Set exercise:
Give an exact copy of every line, leaving images out.

Start of Exercise data

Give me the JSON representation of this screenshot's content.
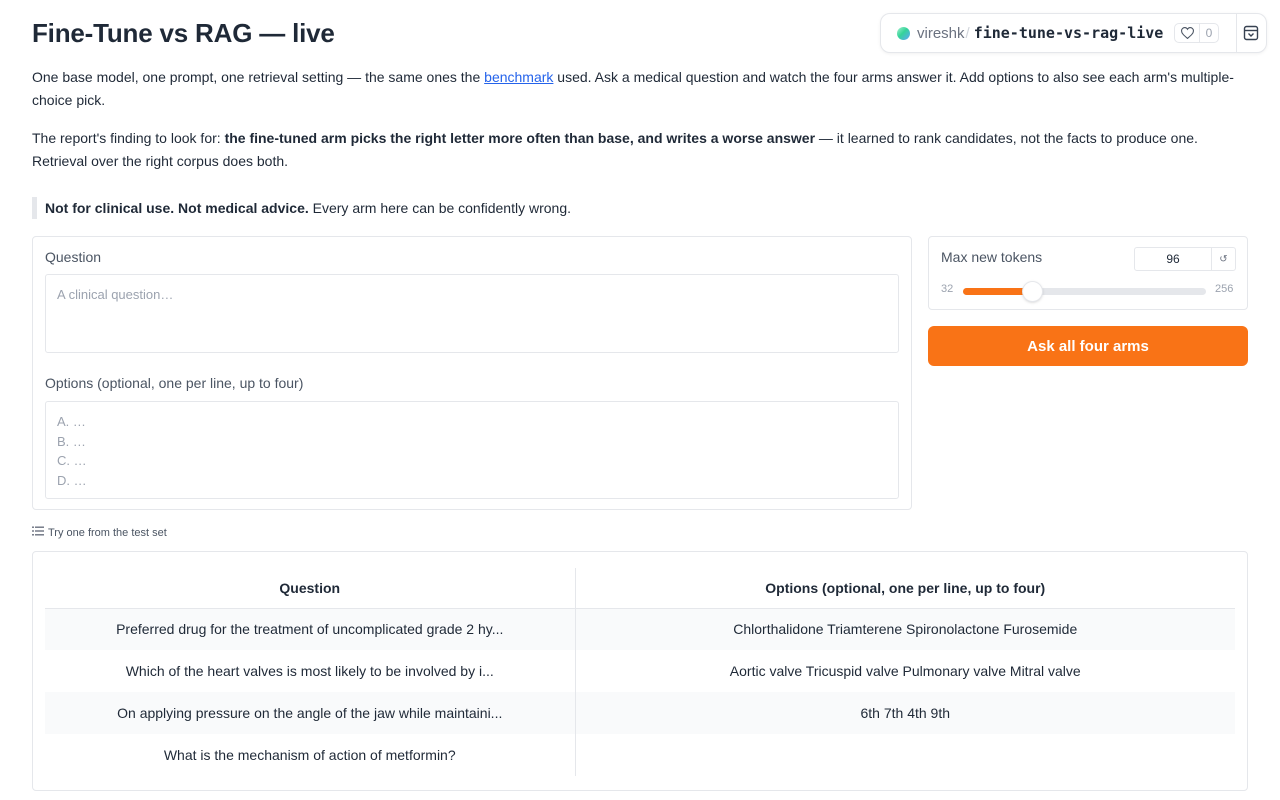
{
  "header": {
    "title": "Fine-Tune vs RAG — live"
  },
  "space_badge": {
    "owner": "vireshk",
    "separator": "/",
    "space_name": "fine-tune-vs-rag-live",
    "likes": "0"
  },
  "intro": {
    "p1_before": "One base model, one prompt, one retrieval setting — the same ones the ",
    "p1_link": "benchmark",
    "p1_after": " used. Ask a medical question and watch the four arms answer it. Add options to also see each arm's multiple-choice pick.",
    "p2_before": "The report's finding to look for: ",
    "p2_bold": "the fine-tuned arm picks the right letter more often than base, and writes a worse answer",
    "p2_after": " — it learned to rank candidates, not the facts to produce one. Retrieval over the right corpus does both."
  },
  "disclaimer": {
    "bold": "Not for clinical use. Not medical advice.",
    "rest": " Every arm here can be confidently wrong."
  },
  "question_field": {
    "label": "Question",
    "placeholder": "A clinical question…",
    "value": ""
  },
  "options_field": {
    "label": "Options (optional, one per line, up to four)",
    "placeholder": "A. …\nB. …\nC. …\nD. …",
    "value": ""
  },
  "max_tokens": {
    "label": "Max new tokens",
    "value": 96,
    "value_text": "96",
    "min": 32,
    "min_text": "32",
    "max": 256,
    "max_text": "256",
    "reset_symbol": "↺"
  },
  "ask_button": {
    "label": "Ask all four arms"
  },
  "examples": {
    "label": "Try one from the test set",
    "columns": [
      "Question",
      "Options (optional, one per line, up to four)"
    ],
    "rows": [
      {
        "question": "Preferred drug for the treatment of uncomplicated grade 2 hy...",
        "options": "Chlorthalidone Triamterene Spironolactone Furosemide"
      },
      {
        "question": "Which of the heart valves is most likely to be involved by i...",
        "options": "Aortic valve Tricuspid valve Pulmonary valve Mitral valve"
      },
      {
        "question": "On applying pressure on the angle of the jaw while maintaini...",
        "options": "6th 7th 4th 9th"
      },
      {
        "question": "What is the mechanism of action of metformin?",
        "options": ""
      }
    ]
  },
  "colors": {
    "accent": "#f97316",
    "link": "#2563eb"
  }
}
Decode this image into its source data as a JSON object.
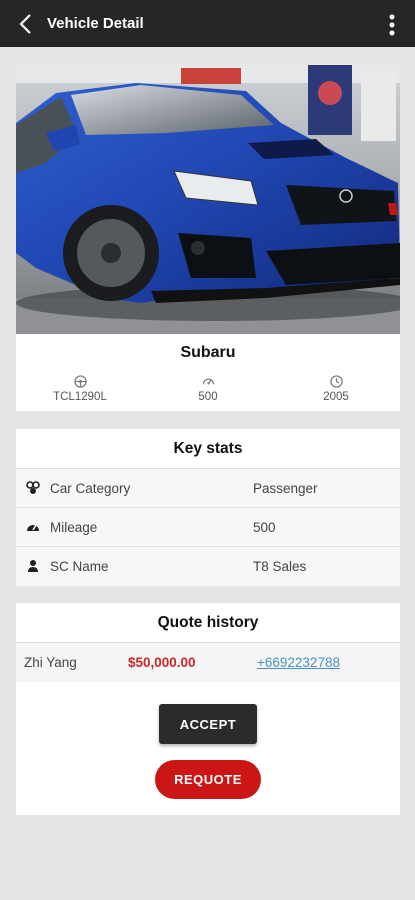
{
  "appbar": {
    "title": "Vehicle Detail"
  },
  "hero": {
    "image": "blue-subaru-photo"
  },
  "vehicle": {
    "name": "Subaru",
    "plate": "TCL1290L",
    "mileage": "500",
    "year": "2005"
  },
  "key_stats": {
    "title": "Key stats",
    "rows": [
      {
        "icon": "car-category-icon",
        "label": "Car Category",
        "value": "Passenger"
      },
      {
        "icon": "speedometer-icon",
        "label": "Mileage",
        "value": "500"
      },
      {
        "icon": "person-icon",
        "label": "SC Name",
        "value": "T8 Sales"
      }
    ]
  },
  "quote_history": {
    "title": "Quote history",
    "rows": [
      {
        "name": "Zhi Yang",
        "amount": "$50,000.00",
        "phone": "+6692232788"
      }
    ],
    "accept_label": "ACCEPT",
    "requote_label": "REQUOTE"
  },
  "colors": {
    "appbar": "#262626",
    "accent_red": "#cc1616",
    "amount_red": "#c62828",
    "link_blue": "#4a90c2"
  }
}
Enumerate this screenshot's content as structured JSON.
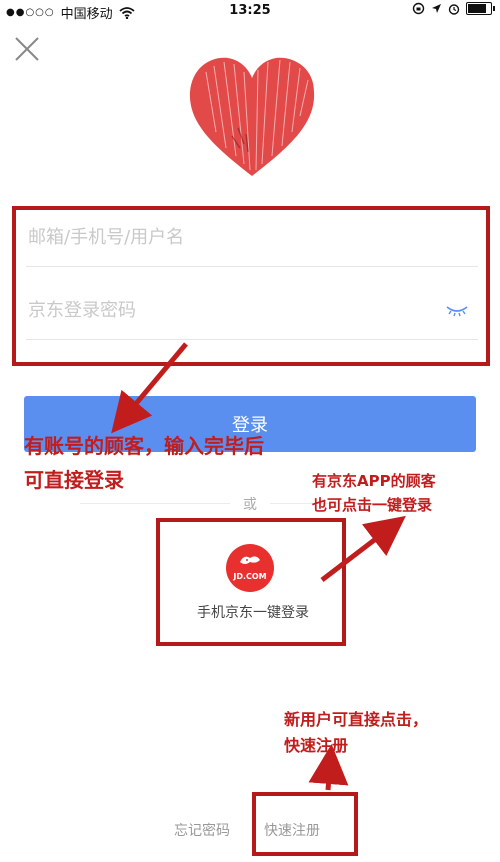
{
  "status_bar": {
    "signal": "●●○○○",
    "carrier": "中国移动",
    "wifi_icon": "wifi-icon",
    "time": "13:25",
    "battery_level": 0.85
  },
  "close_icon": "close-icon",
  "login_form": {
    "account_placeholder": "邮箱/手机号/用户名",
    "password_placeholder": "京东登录密码",
    "password_toggle_icon": "eye-closed-icon",
    "login_button": "登录"
  },
  "or_text": "或",
  "jd_app_login": {
    "logo_text": "JD.COM",
    "label": "手机京东一键登录"
  },
  "footer": {
    "forgot_password": "忘记密码",
    "quick_register": "快速注册"
  },
  "annotations": {
    "account_note_line1": "有账号的顾客，输入完毕后",
    "account_note_line2": "可直接登录",
    "app_note_line1": "有京东APP的顾客",
    "app_note_line2": "也可点击一键登录",
    "register_note_line1": "新用户可直接点击，",
    "register_note_line2": "快速注册"
  },
  "colors": {
    "login_button": "#5a8ff0",
    "annotation_red": "#c21d1d",
    "heart_red": "#e24a4a",
    "jd_red": "#e8312e"
  }
}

End of Exercise data

Expected output:
Give me the JSON representation of this screenshot's content.
{
  "header": {
    "title": "Fine-Tune vs RAG — live"
  },
  "space_badge": {
    "owner": "vireshk",
    "separator": "/",
    "space_name": "fine-tune-vs-rag-live",
    "likes": "0"
  },
  "intro": {
    "p1_before": "One base model, one prompt, one retrieval setting — the same ones the ",
    "p1_link": "benchmark",
    "p1_after": " used. Ask a medical question and watch the four arms answer it. Add options to also see each arm's multiple-choice pick.",
    "p2_before": "The report's finding to look for: ",
    "p2_bold": "the fine-tuned arm picks the right letter more often than base, and writes a worse answer",
    "p2_after": " — it learned to rank candidates, not the facts to produce one. Retrieval over the right corpus does both."
  },
  "disclaimer": {
    "bold": "Not for clinical use. Not medical advice.",
    "rest": " Every arm here can be confidently wrong."
  },
  "question_field": {
    "label": "Question",
    "placeholder": "A clinical question…",
    "value": ""
  },
  "options_field": {
    "label": "Options (optional, one per line, up to four)",
    "placeholder": "A. …\nB. …\nC. …\nD. …",
    "value": ""
  },
  "max_tokens": {
    "label": "Max new tokens",
    "value": 96,
    "value_text": "96",
    "min": 32,
    "min_text": "32",
    "max": 256,
    "max_text": "256",
    "reset_symbol": "↺"
  },
  "ask_button": {
    "label": "Ask all four arms"
  },
  "examples": {
    "label": "Try one from the test set",
    "columns": [
      "Question",
      "Options (optional, one per line, up to four)"
    ],
    "rows": [
      {
        "question": "Preferred drug for the treatment of uncomplicated grade 2 hy...",
        "options": "Chlorthalidone Triamterene Spironolactone Furosemide"
      },
      {
        "question": "Which of the heart valves is most likely to be involved by i...",
        "options": "Aortic valve Tricuspid valve Pulmonary valve Mitral valve"
      },
      {
        "question": "On applying pressure on the angle of the jaw while maintaini...",
        "options": "6th 7th 4th 9th"
      },
      {
        "question": "What is the mechanism of action of metformin?",
        "options": ""
      }
    ]
  },
  "colors": {
    "accent": "#f97316",
    "link": "#2563eb"
  }
}
Decode this image into its source data as a JSON object.
{
  "appbar": {
    "title": "Vehicle Detail"
  },
  "hero": {
    "image": "blue-subaru-photo"
  },
  "vehicle": {
    "name": "Subaru",
    "plate": "TCL1290L",
    "mileage": "500",
    "year": "2005"
  },
  "key_stats": {
    "title": "Key stats",
    "rows": [
      {
        "icon": "car-category-icon",
        "label": "Car Category",
        "value": "Passenger"
      },
      {
        "icon": "speedometer-icon",
        "label": "Mileage",
        "value": "500"
      },
      {
        "icon": "person-icon",
        "label": "SC Name",
        "value": "T8 Sales"
      }
    ]
  },
  "quote_history": {
    "title": "Quote history",
    "rows": [
      {
        "name": "Zhi Yang",
        "amount": "$50,000.00",
        "phone": "+6692232788"
      }
    ],
    "accept_label": "ACCEPT",
    "requote_label": "REQUOTE"
  },
  "colors": {
    "appbar": "#262626",
    "accent_red": "#cc1616",
    "amount_red": "#c62828",
    "link_blue": "#4a90c2"
  }
}
Enumerate this screenshot's content as structured JSON.
{
  "status_bar": {
    "signal": "●●○○○",
    "carrier": "中国移动",
    "wifi_icon": "wifi-icon",
    "time": "13:25",
    "battery_level": 0.85
  },
  "close_icon": "close-icon",
  "login_form": {
    "account_placeholder": "邮箱/手机号/用户名",
    "password_placeholder": "京东登录密码",
    "password_toggle_icon": "eye-closed-icon",
    "login_button": "登录"
  },
  "or_text": "或",
  "jd_app_login": {
    "logo_text": "JD.COM",
    "label": "手机京东一键登录"
  },
  "footer": {
    "forgot_password": "忘记密码",
    "quick_register": "快速注册"
  },
  "annotations": {
    "account_note_line1": "有账号的顾客，输入完毕后",
    "account_note_line2": "可直接登录",
    "app_note_line1": "有京东APP的顾客",
    "app_note_line2": "也可点击一键登录",
    "register_note_line1": "新用户可直接点击，",
    "register_note_line2": "快速注册"
  },
  "colors": {
    "login_button": "#5a8ff0",
    "annotation_red": "#c21d1d",
    "heart_red": "#e24a4a",
    "jd_red": "#e8312e"
  }
}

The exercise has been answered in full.